__Task to complete__: Output every entry exactly, from the first line to the last.

__Exercise input__:
========================================================================
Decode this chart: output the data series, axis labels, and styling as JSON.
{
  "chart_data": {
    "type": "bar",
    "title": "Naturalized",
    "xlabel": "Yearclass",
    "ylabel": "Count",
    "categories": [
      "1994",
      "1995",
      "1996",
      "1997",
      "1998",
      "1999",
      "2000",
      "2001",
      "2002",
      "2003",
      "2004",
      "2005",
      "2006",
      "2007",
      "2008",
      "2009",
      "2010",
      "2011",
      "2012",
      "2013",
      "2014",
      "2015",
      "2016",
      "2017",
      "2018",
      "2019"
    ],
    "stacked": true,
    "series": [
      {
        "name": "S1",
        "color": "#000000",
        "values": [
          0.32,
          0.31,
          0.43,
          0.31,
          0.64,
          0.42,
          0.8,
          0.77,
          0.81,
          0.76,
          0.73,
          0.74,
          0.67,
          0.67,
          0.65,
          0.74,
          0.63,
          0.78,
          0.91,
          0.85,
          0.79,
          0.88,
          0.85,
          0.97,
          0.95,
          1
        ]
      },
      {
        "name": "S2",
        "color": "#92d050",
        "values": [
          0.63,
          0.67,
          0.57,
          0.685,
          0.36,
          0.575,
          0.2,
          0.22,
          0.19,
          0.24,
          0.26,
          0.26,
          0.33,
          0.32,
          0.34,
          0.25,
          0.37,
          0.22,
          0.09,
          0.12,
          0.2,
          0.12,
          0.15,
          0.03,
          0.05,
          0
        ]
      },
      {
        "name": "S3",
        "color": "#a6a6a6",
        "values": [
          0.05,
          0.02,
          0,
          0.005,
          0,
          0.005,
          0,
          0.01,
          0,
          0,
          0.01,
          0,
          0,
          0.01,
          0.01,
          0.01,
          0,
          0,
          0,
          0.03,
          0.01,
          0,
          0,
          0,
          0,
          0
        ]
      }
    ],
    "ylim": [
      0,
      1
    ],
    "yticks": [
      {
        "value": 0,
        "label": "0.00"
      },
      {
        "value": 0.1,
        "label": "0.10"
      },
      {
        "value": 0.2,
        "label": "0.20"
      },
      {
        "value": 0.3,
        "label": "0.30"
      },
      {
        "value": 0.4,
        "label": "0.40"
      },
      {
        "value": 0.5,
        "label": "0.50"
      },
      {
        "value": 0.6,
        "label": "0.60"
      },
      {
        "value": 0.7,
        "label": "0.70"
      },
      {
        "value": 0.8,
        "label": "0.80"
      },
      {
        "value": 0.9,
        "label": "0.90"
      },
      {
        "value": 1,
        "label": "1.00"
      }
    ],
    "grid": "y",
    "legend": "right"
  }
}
========================================================================
__Expected answer__:
Decode this chart: output the data series, axis labels, and styling as JSON.
{
  "chart_data": {
    "type": "bar",
    "title": "Naturalized",
    "xlabel": "Yearclass",
    "ylabel": "Count",
    "categories": [
      "1994",
      "1995",
      "1996",
      "1997",
      "1998",
      "1999",
      "2000",
      "2001",
      "2002",
      "2003",
      "2004",
      "2005",
      "2006",
      "2007",
      "2008",
      "2009",
      "2010",
      "2011",
      "2012",
      "2013",
      "2014",
      "2015",
      "2016",
      "2017",
      "2018",
      "2019"
    ],
    "stacked": true,
    "series": [
      {
        "name": "S1",
        "color": "#000000",
        "values": [
          0.32,
          0.31,
          0.43,
          0.31,
          0.64,
          0.42,
          0.8,
          0.77,
          0.81,
          0.76,
          0.73,
          0.74,
          0.67,
          0.67,
          0.65,
          0.74,
          0.63,
          0.78,
          0.91,
          0.85,
          0.79,
          0.88,
          0.85,
          0.97,
          0.95,
          1
        ]
      },
      {
        "name": "S2",
        "color": "#92d050",
        "values": [
          0.63,
          0.67,
          0.57,
          0.685,
          0.36,
          0.575,
          0.2,
          0.22,
          0.19,
          0.24,
          0.26,
          0.26,
          0.33,
          0.32,
          0.34,
          0.25,
          0.37,
          0.22,
          0.09,
          0.12,
          0.2,
          0.12,
          0.15,
          0.03,
          0.05,
          0
        ]
      },
      {
        "name": "S3",
        "color": "#a6a6a6",
        "values": [
          0.05,
          0.02,
          0,
          0.005,
          0,
          0.005,
          0,
          0.01,
          0,
          0,
          0.01,
          0,
          0,
          0.01,
          0.01,
          0.01,
          0,
          0,
          0,
          0.03,
          0.01,
          0,
          0,
          0,
          0,
          0
        ]
      }
    ],
    "ylim": [
      0,
      1
    ],
    "yticks": [
      {
        "value": 0,
        "label": "0.00"
      },
      {
        "value": 0.1,
        "label": "0.10"
      },
      {
        "value": 0.2,
        "label": "0.20"
      },
      {
        "value": 0.3,
        "label": "0.30"
      },
      {
        "value": 0.4,
        "label": "0.40"
      },
      {
        "value": 0.5,
        "label": "0.50"
      },
      {
        "value": 0.6,
        "label": "0.60"
      },
      {
        "value": 0.7,
        "label": "0.70"
      },
      {
        "value": 0.8,
        "label": "0.80"
      },
      {
        "value": 0.9,
        "label": "0.90"
      },
      {
        "value": 1,
        "label": "1.00"
      }
    ],
    "grid": "y",
    "legend": "right"
  }
}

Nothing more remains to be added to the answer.